▸ What is being asked:
Of the lines in the entries, how many hold the word "text"? Give that number alone.

++++++++++++++++++++

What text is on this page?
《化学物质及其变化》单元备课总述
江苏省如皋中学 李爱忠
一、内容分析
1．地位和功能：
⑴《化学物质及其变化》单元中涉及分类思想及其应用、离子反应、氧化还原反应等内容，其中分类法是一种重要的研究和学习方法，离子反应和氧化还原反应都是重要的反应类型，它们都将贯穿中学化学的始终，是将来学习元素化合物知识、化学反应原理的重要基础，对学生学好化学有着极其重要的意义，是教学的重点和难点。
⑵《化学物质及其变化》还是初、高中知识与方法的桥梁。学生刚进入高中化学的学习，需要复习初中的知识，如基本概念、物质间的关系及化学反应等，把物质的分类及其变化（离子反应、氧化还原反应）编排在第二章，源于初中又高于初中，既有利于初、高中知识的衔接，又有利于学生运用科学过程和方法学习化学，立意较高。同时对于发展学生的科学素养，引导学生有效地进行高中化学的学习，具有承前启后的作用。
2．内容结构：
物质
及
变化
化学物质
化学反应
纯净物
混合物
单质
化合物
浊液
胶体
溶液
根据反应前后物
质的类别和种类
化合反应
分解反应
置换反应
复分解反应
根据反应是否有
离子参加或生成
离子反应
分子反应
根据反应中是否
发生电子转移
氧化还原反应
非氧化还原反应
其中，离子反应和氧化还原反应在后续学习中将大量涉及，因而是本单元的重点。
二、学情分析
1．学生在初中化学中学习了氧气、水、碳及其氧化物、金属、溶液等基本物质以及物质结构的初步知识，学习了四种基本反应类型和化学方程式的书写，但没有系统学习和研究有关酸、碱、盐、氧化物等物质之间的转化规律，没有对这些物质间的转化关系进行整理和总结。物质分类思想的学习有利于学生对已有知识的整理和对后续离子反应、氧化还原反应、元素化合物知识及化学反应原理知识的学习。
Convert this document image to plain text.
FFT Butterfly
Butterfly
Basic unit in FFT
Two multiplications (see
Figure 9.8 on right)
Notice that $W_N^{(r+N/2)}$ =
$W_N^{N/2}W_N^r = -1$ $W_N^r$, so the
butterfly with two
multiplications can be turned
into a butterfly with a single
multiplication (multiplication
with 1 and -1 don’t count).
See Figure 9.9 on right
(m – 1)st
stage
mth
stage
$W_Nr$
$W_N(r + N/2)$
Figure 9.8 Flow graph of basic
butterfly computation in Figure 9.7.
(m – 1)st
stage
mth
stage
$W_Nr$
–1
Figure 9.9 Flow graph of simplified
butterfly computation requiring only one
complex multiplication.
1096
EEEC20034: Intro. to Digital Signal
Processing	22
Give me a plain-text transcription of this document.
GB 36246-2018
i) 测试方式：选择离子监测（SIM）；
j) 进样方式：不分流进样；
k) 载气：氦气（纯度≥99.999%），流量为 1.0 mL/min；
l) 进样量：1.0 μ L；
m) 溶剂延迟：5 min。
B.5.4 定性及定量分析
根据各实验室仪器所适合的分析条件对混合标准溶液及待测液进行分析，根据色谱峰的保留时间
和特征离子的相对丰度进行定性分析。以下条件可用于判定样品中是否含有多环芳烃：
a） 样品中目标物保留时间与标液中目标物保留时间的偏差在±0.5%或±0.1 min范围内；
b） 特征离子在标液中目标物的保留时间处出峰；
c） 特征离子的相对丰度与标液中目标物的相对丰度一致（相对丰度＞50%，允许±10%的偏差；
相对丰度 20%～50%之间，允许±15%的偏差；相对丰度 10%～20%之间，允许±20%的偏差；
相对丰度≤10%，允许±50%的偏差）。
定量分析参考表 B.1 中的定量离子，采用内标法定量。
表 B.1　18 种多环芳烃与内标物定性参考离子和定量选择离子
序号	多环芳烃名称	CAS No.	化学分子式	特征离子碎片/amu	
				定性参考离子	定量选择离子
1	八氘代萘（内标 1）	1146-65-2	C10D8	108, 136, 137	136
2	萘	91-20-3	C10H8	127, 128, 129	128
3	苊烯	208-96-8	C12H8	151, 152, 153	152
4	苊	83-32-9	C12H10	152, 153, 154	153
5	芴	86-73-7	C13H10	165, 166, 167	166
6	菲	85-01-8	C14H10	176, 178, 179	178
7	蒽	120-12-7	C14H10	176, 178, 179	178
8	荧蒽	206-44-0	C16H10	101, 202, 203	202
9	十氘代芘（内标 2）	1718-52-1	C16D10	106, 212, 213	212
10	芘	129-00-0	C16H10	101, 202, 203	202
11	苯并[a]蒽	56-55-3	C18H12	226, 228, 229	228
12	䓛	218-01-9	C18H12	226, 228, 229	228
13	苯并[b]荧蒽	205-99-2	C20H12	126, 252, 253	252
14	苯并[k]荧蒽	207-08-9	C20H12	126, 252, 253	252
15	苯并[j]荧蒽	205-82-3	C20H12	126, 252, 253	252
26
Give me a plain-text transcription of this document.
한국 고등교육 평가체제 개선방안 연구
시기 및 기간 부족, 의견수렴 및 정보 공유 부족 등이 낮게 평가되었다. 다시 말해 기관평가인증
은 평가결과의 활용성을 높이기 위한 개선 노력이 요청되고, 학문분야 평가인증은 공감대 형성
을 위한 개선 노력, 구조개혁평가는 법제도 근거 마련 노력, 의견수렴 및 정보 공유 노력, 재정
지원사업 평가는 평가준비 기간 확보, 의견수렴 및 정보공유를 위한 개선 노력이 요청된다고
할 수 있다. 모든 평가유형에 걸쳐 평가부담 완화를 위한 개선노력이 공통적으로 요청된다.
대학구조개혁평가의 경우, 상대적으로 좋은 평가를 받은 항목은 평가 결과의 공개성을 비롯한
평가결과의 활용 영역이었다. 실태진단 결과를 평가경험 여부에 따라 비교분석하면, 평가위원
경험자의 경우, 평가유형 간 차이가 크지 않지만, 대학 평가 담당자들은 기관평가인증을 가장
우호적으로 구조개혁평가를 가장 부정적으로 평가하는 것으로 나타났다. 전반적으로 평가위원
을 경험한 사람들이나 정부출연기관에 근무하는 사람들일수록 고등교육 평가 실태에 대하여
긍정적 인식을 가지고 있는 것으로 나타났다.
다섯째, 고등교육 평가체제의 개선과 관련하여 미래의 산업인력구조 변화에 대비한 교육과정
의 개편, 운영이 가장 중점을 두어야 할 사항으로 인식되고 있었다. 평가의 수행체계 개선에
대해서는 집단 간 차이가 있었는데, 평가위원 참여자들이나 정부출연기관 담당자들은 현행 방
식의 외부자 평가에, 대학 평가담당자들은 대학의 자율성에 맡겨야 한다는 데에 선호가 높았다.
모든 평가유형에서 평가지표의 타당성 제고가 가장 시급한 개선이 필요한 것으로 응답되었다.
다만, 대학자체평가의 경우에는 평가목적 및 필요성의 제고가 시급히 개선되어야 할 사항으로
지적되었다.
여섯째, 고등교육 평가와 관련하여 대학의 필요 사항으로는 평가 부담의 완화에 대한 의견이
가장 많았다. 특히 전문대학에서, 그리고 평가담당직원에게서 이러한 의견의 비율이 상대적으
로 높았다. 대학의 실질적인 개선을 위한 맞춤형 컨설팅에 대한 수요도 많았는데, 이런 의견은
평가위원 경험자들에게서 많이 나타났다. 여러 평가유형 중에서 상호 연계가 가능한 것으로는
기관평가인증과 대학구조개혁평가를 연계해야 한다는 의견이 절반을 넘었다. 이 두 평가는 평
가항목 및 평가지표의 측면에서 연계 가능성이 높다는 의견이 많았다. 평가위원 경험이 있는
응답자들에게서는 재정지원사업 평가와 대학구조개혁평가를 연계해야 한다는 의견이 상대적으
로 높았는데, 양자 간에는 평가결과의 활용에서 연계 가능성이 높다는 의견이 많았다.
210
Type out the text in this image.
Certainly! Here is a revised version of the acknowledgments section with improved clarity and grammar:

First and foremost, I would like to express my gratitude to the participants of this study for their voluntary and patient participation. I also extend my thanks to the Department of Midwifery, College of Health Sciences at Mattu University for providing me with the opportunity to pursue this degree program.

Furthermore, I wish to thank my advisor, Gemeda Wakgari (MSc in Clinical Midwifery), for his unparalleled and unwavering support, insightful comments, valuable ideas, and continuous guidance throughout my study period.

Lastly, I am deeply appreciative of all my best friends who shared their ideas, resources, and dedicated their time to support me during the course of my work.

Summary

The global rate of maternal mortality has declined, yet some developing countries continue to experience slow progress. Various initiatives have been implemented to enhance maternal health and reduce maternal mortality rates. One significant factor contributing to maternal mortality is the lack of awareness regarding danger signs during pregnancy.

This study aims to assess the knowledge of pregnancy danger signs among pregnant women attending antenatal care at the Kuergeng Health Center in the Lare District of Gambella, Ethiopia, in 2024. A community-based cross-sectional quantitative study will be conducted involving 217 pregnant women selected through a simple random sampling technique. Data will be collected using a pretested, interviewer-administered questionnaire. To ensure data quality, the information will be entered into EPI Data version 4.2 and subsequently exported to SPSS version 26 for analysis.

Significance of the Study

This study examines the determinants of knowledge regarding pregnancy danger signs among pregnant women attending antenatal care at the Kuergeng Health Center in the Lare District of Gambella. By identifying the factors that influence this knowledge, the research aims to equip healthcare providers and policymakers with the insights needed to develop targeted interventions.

++++++++++++++++++++

▸ Result of this task:
5